DIRECTION: The records are to be restated in their entirety, word for word.

DATA SECTION:
-------------------------
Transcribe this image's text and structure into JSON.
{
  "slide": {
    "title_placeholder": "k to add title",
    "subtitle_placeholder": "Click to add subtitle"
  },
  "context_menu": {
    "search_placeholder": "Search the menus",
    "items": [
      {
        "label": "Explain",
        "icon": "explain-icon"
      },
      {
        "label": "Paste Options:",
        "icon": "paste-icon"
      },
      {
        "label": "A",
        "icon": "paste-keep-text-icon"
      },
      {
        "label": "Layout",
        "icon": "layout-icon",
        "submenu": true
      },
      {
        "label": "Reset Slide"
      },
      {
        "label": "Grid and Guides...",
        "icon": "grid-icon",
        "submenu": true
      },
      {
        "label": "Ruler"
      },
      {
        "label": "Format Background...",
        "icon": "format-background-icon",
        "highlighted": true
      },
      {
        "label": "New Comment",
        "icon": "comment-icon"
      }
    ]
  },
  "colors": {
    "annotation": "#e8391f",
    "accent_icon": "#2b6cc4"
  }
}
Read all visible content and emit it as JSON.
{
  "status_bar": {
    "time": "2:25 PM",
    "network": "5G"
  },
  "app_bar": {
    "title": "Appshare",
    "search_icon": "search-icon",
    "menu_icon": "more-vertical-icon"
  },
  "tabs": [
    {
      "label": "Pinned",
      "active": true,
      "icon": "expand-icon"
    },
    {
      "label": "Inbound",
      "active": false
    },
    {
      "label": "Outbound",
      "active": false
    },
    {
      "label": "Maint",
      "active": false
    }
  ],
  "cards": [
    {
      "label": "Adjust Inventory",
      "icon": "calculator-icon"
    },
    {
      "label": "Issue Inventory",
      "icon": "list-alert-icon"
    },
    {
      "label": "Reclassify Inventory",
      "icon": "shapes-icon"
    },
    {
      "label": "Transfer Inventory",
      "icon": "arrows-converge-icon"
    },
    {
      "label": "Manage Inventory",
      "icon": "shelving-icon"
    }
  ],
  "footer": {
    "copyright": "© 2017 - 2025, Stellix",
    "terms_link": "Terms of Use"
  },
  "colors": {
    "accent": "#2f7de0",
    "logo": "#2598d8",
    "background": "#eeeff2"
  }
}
-------------------------
ANSWER TO THIS PROBLEM:
Transcribe this image's text and structure into JSON.
{
  "slide": {
    "title_placeholder": "k to add title",
    "subtitle_placeholder": "Click to add subtitle"
  },
  "context_menu": {
    "search_placeholder": "Search the menus",
    "items": [
      {
        "label": "Explain",
        "icon": "explain-icon"
      },
      {
        "label": "Paste Options:",
        "icon": "paste-icon"
      },
      {
        "label": "A",
        "icon": "paste-keep-text-icon"
      },
      {
        "label": "Layout",
        "icon": "layout-icon",
        "submenu": true
      },
      {
        "label": "Reset Slide"
      },
      {
        "label": "Grid and Guides...",
        "icon": "grid-icon",
        "submenu": true
      },
      {
        "label": "Ruler"
      },
      {
        "label": "Format Background...",
        "icon": "format-background-icon",
        "highlighted": true
      },
      {
        "label": "New Comment",
        "icon": "comment-icon"
      }
    ]
  },
  "colors": {
    "annotation": "#e8391f",
    "accent_icon": "#2b6cc4"
  }
}
Read all visible content and emit it as JSON.
{
  "status_bar": {
    "time": "2:25 PM",
    "network": "5G"
  },
  "app_bar": {
    "title": "Appshare",
    "search_icon": "search-icon",
    "menu_icon": "more-vertical-icon"
  },
  "tabs": [
    {
      "label": "Pinned",
      "active": true,
      "icon": "expand-icon"
    },
    {
      "label": "Inbound",
      "active": false
    },
    {
      "label": "Outbound",
      "active": false
    },
    {
      "label": "Maint",
      "active": false
    }
  ],
  "cards": [
    {
      "label": "Adjust Inventory",
      "icon": "calculator-icon"
    },
    {
      "label": "Issue Inventory",
      "icon": "list-alert-icon"
    },
    {
      "label": "Reclassify Inventory",
      "icon": "shapes-icon"
    },
    {
      "label": "Transfer Inventory",
      "icon": "arrows-converge-icon"
    },
    {
      "label": "Manage Inventory",
      "icon": "shelving-icon"
    }
  ],
  "footer": {
    "copyright": "© 2017 - 2025, Stellix",
    "terms_link": "Terms of Use"
  },
  "colors": {
    "accent": "#2f7de0",
    "logo": "#2598d8",
    "background": "#eeeff2"
  }
}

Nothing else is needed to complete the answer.